>> Begin Excerpted records

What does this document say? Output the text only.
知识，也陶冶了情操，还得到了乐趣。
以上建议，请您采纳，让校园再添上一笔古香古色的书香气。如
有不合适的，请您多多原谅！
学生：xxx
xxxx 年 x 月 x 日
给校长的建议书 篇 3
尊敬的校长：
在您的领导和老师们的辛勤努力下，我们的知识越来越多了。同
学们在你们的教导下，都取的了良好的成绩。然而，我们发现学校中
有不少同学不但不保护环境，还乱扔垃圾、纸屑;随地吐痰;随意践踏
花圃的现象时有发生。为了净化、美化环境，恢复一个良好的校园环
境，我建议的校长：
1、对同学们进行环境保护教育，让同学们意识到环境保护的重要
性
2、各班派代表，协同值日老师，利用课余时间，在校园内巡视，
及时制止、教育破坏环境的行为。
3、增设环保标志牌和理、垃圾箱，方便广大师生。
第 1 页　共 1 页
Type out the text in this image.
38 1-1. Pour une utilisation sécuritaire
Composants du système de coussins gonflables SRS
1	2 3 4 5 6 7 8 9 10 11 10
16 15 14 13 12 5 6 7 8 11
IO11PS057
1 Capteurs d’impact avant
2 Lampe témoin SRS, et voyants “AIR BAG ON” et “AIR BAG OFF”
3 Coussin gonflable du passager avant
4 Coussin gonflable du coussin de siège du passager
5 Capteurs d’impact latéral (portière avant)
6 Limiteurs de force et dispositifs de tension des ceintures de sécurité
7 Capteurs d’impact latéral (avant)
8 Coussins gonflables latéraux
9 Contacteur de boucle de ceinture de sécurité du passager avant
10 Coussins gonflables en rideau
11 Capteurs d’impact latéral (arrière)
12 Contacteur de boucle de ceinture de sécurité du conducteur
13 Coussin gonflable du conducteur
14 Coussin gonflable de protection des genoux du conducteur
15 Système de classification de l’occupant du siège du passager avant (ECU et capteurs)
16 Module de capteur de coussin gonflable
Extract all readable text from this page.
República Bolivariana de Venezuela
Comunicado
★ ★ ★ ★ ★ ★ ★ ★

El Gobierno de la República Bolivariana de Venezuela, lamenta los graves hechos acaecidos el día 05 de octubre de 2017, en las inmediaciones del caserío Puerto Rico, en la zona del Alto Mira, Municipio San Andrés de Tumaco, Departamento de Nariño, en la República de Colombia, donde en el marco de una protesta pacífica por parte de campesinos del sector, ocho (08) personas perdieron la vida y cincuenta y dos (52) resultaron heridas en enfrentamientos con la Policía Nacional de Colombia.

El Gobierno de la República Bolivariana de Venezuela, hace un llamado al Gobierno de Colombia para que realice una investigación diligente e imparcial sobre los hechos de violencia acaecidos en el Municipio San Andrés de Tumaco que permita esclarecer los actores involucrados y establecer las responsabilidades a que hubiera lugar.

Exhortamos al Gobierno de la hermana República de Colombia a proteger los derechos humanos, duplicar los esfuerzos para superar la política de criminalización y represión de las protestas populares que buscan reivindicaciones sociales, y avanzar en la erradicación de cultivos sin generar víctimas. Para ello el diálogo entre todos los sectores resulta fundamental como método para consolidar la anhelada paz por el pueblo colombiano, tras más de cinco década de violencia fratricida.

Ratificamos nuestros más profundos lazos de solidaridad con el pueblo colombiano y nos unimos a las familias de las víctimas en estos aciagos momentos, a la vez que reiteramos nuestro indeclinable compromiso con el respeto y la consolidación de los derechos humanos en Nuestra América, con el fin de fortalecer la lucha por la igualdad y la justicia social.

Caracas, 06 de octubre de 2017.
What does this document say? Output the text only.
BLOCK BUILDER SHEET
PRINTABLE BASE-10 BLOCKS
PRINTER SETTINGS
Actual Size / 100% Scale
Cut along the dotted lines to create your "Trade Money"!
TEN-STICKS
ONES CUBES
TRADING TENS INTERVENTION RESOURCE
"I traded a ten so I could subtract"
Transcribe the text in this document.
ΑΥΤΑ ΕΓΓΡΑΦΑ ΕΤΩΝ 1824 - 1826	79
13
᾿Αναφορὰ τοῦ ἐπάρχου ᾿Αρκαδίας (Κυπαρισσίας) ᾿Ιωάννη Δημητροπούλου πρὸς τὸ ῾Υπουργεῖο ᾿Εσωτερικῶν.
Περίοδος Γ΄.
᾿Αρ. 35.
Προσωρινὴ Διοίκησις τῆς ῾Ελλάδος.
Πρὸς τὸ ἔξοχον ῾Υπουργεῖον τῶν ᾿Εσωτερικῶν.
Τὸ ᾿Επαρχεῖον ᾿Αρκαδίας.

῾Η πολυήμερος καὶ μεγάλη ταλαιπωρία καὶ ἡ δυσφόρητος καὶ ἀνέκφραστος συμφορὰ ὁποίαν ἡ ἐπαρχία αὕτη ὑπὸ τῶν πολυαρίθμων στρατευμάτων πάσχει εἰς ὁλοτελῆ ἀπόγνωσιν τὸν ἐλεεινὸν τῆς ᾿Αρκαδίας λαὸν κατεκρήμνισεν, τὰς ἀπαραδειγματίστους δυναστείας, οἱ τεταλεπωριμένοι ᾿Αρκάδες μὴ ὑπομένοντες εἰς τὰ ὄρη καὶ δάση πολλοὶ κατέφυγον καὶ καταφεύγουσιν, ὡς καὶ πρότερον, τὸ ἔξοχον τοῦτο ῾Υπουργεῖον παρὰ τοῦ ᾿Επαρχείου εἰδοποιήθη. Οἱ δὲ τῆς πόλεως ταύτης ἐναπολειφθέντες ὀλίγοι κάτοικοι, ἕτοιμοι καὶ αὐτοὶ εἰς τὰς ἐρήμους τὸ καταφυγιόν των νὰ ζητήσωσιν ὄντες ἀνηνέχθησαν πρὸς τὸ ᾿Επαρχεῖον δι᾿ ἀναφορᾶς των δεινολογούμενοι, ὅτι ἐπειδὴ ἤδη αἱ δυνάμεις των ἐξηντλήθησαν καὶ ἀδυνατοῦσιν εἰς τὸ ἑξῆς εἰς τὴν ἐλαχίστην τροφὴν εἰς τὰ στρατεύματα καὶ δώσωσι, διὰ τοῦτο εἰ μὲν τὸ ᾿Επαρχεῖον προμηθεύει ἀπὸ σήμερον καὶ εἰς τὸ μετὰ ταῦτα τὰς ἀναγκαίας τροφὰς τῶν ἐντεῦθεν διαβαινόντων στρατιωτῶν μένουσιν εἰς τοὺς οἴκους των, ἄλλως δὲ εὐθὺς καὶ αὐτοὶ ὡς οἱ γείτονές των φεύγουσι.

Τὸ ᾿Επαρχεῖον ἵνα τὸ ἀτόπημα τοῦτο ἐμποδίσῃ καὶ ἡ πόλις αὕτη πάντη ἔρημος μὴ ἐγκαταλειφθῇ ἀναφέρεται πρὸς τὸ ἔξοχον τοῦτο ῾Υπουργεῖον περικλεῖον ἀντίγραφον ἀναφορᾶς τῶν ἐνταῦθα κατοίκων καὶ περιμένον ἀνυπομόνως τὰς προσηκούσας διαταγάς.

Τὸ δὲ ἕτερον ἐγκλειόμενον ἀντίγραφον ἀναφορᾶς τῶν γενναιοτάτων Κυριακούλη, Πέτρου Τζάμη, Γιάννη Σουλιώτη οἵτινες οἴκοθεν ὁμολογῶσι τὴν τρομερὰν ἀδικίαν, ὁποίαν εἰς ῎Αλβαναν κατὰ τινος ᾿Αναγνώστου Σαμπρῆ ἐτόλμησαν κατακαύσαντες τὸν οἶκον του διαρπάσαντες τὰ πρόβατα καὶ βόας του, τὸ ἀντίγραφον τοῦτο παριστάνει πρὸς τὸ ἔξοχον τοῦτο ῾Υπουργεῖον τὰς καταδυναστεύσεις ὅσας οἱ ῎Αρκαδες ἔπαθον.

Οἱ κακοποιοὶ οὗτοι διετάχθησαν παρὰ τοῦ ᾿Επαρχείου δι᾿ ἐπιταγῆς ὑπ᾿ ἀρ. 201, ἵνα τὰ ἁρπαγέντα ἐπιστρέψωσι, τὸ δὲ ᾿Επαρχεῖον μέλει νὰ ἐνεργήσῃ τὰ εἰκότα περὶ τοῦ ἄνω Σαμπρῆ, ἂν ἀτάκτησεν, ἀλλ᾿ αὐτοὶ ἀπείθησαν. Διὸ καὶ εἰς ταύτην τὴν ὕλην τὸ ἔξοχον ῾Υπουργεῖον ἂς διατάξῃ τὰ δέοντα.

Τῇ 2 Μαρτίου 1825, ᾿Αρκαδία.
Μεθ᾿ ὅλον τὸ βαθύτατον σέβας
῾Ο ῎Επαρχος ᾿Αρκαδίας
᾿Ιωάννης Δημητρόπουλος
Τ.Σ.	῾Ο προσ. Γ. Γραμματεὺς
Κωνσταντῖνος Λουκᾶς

>> End Excerpted records

Look through the listing above. Pick out each line with "this" and copy it.

What does this document say? Output the text only.
Type out the text in this image.
Extract all readable text from this page.
What does this document say? Output the text only.
Transcribe the text in this document.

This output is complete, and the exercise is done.